** START SUPPLIED INFORMATION **

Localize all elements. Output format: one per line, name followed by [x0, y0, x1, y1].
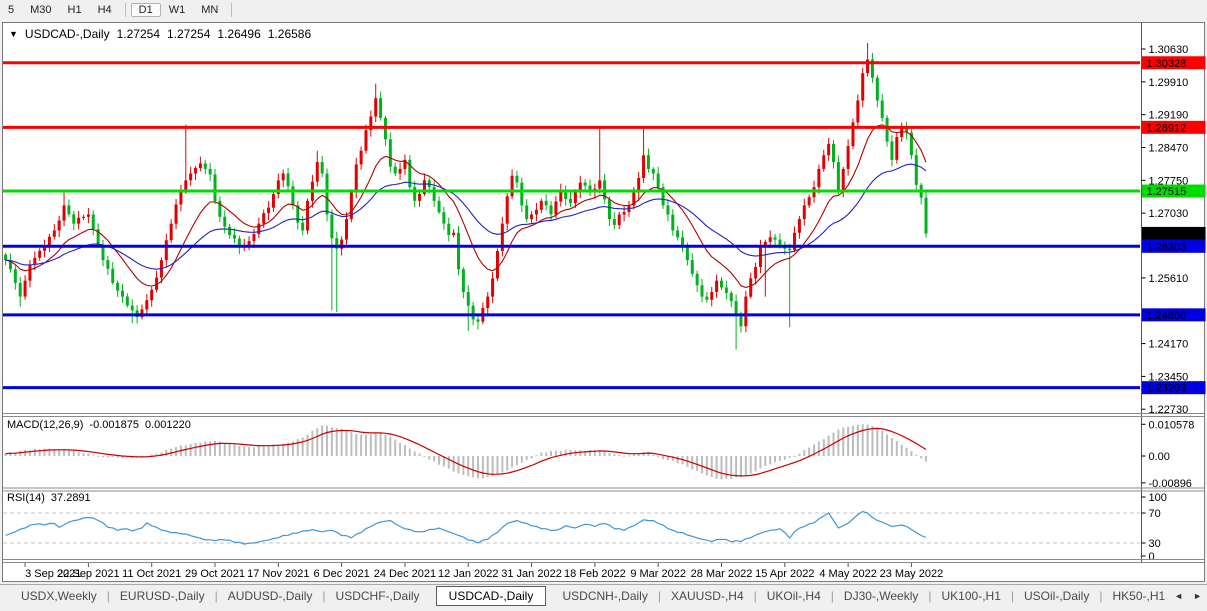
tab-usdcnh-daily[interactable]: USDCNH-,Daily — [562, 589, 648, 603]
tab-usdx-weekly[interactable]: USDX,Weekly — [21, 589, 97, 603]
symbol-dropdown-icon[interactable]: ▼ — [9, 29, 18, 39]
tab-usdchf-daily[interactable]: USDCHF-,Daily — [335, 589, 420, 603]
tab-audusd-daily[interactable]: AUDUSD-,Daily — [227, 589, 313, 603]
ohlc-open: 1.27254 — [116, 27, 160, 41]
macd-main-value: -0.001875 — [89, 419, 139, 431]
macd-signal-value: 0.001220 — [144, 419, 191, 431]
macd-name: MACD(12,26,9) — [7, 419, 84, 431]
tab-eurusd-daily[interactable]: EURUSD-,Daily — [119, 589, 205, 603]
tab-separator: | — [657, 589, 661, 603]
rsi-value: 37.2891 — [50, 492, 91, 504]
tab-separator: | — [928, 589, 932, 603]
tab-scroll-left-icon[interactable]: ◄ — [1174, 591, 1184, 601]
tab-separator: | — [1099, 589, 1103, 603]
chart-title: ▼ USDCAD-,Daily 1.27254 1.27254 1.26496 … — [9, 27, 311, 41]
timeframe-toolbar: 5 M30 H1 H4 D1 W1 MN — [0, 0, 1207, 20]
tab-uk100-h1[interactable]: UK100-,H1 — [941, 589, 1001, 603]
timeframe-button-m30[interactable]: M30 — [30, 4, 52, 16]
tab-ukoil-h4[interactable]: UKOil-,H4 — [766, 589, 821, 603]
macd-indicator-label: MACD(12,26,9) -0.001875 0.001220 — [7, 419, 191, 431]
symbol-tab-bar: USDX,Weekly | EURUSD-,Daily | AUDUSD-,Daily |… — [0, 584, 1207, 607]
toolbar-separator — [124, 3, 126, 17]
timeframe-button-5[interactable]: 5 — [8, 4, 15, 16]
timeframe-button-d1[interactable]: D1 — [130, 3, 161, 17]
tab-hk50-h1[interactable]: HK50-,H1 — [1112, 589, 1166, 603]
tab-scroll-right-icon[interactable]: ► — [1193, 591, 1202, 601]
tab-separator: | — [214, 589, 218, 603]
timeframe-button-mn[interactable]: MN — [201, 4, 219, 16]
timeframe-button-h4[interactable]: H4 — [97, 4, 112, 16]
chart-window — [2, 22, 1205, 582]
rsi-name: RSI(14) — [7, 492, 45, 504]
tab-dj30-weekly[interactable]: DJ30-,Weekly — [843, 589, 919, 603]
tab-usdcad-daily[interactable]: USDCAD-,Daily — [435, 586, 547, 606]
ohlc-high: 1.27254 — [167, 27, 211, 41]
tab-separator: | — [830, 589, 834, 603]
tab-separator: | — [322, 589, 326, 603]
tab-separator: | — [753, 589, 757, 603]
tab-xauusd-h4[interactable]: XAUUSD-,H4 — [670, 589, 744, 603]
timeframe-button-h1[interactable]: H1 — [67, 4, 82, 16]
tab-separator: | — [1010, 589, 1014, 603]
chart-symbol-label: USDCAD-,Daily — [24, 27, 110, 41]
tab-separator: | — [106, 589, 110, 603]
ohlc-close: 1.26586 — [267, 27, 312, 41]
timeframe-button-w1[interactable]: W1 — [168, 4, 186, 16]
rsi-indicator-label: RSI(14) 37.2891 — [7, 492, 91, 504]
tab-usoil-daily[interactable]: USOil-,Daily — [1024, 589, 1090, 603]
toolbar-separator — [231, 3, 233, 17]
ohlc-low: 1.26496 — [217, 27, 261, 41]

** END SUPPLIED INFORMATION **

TASK OBJECTIVE → Copy every row above line for line, leaving out the picture.

ANSWER FOR THIS EXERCISE →
Localize all elements. Output format: one per line, name followed by [x0, y0, x1, y1].
tab-usdcnh-daily[interactable]: USDCNH-,Daily — [562, 589, 648, 603]
tab-usdx-weekly[interactable]: USDX,Weekly — [21, 589, 97, 603]
symbol-dropdown-icon[interactable]: ▼ — [9, 29, 18, 39]
tab-usdchf-daily[interactable]: USDCHF-,Daily — [335, 589, 420, 603]
tab-audusd-daily[interactable]: AUDUSD-,Daily — [227, 589, 313, 603]
ohlc-open: 1.27254 — [116, 27, 160, 41]
macd-main-value: -0.001875 — [89, 419, 139, 431]
macd-signal-value: 0.001220 — [144, 419, 191, 431]
macd-name: MACD(12,26,9) — [7, 419, 84, 431]
tab-eurusd-daily[interactable]: EURUSD-,Daily — [119, 589, 205, 603]
tab-separator: | — [657, 589, 661, 603]
rsi-value: 37.2891 — [50, 492, 91, 504]
tab-separator: | — [928, 589, 932, 603]
tab-scroll-left-icon[interactable]: ◄ — [1174, 591, 1184, 601]
tab-separator: | — [1099, 589, 1103, 603]
chart-title: ▼ USDCAD-,Daily 1.27254 1.27254 1.26496 … — [9, 27, 311, 41]
timeframe-toolbar: 5 M30 H1 H4 D1 W1 MN — [0, 0, 1207, 20]
tab-uk100-h1[interactable]: UK100-,H1 — [941, 589, 1001, 603]
timeframe-button-m30[interactable]: M30 — [30, 4, 52, 16]
tab-ukoil-h4[interactable]: UKOil-,H4 — [766, 589, 821, 603]
macd-indicator-label: MACD(12,26,9) -0.001875 0.001220 — [7, 419, 191, 431]
symbol-tab-bar: USDX,Weekly | EURUSD-,Daily | AUDUSD-,Daily |… — [0, 584, 1207, 607]
toolbar-separator — [124, 3, 126, 17]
timeframe-button-5[interactable]: 5 — [8, 4, 15, 16]
timeframe-button-d1[interactable]: D1 — [130, 3, 161, 17]
tab-hk50-h1[interactable]: HK50-,H1 — [1112, 589, 1166, 603]
tab-scroll-right-icon[interactable]: ► — [1193, 591, 1202, 601]
tab-separator: | — [214, 589, 218, 603]
timeframe-button-mn[interactable]: MN — [201, 4, 219, 16]
timeframe-button-h4[interactable]: H4 — [97, 4, 112, 16]
chart-window — [2, 22, 1205, 582]
rsi-name: RSI(14) — [7, 492, 45, 504]
tab-dj30-weekly[interactable]: DJ30-,Weekly — [843, 589, 919, 603]
tab-usdcad-daily[interactable]: USDCAD-,Daily — [435, 586, 547, 606]
ohlc-high: 1.27254 — [167, 27, 211, 41]
tab-separator: | — [830, 589, 834, 603]
tab-separator: | — [322, 589, 326, 603]
tab-separator: | — [753, 589, 757, 603]
tab-xauusd-h4[interactable]: XAUUSD-,H4 — [670, 589, 744, 603]
timeframe-button-h1[interactable]: H1 — [67, 4, 82, 16]
tab-separator: | — [1010, 589, 1014, 603]
chart-symbol-label: USDCAD-,Daily — [24, 27, 110, 41]
tab-separator: | — [106, 589, 110, 603]
ohlc-close: 1.26586 — [267, 27, 312, 41]
timeframe-button-w1[interactable]: W1 — [168, 4, 186, 16]
rsi-indicator-label: RSI(14) 37.2891 — [7, 492, 91, 504]
tab-usoil-daily[interactable]: USOil-,Daily — [1024, 589, 1090, 603]
toolbar-separator — [231, 3, 233, 17]
ohlc-low: 1.26496 — [217, 27, 261, 41]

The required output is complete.